INFORMATION PROVIDED:
──────────────────────────────
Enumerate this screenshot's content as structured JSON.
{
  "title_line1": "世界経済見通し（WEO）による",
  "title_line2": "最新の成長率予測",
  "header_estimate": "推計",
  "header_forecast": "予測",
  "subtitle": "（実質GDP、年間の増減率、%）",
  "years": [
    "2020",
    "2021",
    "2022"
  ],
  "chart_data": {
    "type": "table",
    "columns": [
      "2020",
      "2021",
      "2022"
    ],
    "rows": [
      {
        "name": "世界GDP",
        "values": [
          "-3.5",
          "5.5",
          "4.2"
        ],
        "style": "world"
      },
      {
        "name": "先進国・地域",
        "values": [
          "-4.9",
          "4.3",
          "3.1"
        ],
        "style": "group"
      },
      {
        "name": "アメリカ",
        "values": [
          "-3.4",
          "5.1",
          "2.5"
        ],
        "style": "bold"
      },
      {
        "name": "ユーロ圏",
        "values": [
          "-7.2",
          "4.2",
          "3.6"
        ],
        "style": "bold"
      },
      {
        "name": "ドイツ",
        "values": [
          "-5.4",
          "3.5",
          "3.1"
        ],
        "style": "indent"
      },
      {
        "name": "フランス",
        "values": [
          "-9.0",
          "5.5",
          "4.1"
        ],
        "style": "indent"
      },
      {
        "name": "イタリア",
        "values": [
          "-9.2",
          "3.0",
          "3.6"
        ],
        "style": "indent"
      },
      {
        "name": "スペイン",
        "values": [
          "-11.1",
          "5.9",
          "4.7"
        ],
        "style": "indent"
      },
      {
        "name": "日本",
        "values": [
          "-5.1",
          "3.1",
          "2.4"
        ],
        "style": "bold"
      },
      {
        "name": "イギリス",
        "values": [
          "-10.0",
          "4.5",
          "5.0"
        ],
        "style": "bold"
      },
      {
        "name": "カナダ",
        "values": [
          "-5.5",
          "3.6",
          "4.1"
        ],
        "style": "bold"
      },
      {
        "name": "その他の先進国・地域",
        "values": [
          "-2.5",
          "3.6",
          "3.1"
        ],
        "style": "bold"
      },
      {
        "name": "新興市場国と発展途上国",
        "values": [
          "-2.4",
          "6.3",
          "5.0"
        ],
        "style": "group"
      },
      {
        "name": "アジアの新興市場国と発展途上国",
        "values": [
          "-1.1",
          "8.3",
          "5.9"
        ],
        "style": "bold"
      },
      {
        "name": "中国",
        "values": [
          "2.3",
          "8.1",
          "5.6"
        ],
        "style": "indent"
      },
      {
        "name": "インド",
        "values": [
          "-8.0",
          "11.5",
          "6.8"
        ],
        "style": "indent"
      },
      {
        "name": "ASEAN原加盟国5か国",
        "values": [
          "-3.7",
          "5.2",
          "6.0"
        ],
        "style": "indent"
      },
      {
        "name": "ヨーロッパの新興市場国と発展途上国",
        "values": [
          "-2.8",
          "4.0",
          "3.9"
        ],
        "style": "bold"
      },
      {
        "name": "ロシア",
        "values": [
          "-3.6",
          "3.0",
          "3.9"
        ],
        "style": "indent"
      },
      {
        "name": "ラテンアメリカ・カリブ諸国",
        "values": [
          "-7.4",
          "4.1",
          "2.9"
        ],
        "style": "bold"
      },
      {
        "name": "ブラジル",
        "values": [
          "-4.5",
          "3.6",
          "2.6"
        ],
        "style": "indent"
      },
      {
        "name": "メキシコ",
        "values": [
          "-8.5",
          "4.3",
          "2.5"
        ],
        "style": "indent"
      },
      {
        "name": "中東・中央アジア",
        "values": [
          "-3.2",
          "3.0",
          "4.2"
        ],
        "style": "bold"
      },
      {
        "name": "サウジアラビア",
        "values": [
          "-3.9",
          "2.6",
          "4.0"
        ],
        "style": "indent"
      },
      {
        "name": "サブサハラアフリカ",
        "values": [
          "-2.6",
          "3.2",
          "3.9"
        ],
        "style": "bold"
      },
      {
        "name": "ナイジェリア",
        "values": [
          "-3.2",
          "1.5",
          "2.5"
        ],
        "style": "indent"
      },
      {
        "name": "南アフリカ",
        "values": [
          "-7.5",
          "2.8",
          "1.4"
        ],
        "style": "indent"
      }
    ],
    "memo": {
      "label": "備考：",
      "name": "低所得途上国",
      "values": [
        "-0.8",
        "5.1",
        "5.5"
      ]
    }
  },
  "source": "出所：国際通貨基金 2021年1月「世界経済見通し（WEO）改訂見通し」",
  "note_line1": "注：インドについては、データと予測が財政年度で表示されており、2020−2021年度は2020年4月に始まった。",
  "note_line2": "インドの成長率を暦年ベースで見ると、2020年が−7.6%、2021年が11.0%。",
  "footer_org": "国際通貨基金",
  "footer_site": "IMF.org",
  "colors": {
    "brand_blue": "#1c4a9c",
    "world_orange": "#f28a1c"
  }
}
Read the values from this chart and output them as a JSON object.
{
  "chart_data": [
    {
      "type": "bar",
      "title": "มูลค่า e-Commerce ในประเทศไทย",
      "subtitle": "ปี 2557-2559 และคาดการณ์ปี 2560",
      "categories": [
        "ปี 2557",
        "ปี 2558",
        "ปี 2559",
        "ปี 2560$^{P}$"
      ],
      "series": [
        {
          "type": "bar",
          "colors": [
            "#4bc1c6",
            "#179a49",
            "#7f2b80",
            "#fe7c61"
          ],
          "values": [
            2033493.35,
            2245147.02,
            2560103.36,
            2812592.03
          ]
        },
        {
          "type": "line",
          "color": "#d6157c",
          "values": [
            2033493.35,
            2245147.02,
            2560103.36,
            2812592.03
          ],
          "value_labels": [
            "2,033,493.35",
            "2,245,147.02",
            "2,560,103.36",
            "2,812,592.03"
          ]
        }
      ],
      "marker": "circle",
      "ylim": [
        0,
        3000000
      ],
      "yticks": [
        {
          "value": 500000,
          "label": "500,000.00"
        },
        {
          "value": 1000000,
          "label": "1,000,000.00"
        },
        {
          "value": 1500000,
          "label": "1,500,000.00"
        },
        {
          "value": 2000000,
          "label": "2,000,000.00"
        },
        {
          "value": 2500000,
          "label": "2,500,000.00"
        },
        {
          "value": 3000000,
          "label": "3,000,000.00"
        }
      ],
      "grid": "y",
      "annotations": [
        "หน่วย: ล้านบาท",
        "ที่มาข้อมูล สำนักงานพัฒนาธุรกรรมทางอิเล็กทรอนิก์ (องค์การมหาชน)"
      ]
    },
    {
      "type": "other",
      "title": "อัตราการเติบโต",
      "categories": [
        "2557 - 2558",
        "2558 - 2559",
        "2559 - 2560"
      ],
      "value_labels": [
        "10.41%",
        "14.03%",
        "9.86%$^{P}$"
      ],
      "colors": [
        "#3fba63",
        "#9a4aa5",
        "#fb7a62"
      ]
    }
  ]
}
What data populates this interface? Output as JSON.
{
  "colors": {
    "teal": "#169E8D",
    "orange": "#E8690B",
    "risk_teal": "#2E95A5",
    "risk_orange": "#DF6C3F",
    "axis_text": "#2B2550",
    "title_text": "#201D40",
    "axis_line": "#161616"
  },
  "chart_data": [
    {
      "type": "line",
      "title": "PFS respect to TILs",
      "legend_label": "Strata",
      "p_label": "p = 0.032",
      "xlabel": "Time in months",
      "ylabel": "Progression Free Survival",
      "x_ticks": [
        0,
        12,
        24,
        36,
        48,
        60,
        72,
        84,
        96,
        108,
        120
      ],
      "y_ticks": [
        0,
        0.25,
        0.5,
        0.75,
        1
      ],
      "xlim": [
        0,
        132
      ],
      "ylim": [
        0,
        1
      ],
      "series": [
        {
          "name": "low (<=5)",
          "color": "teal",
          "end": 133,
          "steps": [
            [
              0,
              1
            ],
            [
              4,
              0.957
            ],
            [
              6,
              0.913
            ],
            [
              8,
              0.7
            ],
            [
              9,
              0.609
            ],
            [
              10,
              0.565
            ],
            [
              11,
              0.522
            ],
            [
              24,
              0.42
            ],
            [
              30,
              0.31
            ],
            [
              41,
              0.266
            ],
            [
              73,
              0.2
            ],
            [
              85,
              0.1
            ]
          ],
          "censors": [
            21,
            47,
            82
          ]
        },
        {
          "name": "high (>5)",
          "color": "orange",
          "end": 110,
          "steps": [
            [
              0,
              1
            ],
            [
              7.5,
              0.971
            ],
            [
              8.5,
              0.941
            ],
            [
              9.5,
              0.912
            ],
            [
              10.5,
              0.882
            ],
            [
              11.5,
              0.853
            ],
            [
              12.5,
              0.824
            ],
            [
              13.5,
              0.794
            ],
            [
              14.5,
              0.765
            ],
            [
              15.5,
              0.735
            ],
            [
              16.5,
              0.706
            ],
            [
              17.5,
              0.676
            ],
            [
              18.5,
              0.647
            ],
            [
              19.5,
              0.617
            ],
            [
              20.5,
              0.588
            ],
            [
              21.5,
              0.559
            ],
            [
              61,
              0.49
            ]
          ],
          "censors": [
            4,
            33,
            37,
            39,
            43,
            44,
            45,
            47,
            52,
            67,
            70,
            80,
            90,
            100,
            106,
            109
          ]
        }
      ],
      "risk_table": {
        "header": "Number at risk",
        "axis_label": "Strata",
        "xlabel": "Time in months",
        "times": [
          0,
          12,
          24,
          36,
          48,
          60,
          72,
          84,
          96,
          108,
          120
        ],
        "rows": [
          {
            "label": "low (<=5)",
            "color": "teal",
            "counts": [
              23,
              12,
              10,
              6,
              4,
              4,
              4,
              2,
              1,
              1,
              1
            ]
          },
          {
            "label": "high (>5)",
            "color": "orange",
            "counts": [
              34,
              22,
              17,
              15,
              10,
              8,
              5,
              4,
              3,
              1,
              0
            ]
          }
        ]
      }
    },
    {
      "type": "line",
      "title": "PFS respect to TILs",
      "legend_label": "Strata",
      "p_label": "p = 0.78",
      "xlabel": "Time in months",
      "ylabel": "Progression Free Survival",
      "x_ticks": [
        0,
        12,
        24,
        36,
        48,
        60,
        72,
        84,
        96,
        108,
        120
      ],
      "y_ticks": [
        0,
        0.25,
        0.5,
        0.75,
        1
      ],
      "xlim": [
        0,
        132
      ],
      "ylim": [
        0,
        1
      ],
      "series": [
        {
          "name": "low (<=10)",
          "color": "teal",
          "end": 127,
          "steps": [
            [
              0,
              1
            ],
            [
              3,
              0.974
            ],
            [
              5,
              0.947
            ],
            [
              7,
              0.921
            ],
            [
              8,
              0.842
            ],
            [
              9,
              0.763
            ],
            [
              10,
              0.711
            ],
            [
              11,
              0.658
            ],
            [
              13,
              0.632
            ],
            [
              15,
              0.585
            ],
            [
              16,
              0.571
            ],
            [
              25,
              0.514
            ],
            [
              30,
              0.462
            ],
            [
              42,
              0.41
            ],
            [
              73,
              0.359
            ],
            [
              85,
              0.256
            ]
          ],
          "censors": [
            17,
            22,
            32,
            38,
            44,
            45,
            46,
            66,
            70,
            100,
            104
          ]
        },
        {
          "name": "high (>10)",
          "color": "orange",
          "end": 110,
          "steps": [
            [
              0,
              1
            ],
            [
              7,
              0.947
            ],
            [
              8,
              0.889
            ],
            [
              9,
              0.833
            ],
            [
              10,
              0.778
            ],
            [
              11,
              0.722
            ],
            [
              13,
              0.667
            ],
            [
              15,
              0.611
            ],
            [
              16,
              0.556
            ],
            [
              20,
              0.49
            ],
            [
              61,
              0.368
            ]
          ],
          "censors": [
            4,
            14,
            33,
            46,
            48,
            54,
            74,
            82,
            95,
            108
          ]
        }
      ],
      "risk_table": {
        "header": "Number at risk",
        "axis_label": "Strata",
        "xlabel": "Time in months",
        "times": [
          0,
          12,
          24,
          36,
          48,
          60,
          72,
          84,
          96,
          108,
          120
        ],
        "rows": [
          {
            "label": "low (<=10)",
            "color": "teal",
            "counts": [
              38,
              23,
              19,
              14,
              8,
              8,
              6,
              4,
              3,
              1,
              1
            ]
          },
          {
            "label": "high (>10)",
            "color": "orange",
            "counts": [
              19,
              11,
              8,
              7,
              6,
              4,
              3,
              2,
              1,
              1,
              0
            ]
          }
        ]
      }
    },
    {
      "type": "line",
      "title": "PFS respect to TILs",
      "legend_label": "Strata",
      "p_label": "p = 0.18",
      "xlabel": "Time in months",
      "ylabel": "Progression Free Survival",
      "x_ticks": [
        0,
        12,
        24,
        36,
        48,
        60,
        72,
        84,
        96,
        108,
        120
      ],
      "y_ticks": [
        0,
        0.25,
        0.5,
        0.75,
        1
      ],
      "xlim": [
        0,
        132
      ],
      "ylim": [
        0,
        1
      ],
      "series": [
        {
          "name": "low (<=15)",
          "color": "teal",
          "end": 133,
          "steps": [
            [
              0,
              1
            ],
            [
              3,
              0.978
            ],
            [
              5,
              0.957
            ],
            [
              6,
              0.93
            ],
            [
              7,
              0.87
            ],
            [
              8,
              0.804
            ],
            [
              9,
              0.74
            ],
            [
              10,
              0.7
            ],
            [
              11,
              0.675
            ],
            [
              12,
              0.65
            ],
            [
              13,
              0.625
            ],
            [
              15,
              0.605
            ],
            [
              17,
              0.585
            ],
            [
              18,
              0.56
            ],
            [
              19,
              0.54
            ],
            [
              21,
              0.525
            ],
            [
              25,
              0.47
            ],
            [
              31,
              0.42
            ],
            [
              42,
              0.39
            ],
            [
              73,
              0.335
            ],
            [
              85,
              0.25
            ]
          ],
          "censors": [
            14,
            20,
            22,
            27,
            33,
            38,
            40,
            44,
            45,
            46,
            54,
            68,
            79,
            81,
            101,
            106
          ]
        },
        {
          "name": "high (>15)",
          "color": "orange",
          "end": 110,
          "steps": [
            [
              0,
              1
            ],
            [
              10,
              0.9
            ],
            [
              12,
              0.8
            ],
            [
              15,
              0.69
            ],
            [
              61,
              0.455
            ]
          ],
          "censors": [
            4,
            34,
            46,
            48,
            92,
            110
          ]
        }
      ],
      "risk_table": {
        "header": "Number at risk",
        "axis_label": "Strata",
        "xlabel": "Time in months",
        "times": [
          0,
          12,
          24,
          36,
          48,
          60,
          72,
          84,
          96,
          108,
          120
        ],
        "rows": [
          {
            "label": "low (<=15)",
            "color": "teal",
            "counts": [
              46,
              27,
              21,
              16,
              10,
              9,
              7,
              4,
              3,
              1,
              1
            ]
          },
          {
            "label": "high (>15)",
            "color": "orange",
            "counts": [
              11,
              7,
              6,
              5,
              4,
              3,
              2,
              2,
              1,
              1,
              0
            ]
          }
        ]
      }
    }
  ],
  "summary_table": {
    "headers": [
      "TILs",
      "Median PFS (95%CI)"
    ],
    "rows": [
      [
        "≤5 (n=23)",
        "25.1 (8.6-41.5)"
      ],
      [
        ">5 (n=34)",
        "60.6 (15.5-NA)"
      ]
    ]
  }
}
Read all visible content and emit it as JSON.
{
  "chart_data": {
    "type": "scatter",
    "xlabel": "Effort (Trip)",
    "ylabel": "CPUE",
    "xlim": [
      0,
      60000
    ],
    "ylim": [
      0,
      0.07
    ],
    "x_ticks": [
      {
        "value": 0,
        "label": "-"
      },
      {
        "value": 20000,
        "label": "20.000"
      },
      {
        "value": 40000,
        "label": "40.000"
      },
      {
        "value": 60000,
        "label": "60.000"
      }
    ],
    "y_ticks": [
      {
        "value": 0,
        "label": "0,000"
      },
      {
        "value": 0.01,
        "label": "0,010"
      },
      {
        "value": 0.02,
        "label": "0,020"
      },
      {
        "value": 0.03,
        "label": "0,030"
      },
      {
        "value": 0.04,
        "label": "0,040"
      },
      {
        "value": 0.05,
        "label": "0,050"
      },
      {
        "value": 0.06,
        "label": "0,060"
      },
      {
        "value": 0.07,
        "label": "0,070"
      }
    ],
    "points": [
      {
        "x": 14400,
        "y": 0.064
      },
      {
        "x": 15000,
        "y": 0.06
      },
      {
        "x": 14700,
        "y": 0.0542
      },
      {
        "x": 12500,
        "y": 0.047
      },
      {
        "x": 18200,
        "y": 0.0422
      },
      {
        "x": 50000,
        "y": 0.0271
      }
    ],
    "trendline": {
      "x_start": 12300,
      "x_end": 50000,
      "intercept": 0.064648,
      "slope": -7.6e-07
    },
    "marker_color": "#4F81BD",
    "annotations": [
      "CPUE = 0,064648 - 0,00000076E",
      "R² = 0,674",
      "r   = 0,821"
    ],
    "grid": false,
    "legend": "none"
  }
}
──────────────────────────────
EXERCISE AIM: Check every line of the data, and copy the ones that contain "content".

ANSWER TO THIS PROBLEM:
Enumerate this screenshot's content as structured JSON.
Read all visible content and emit it as JSON.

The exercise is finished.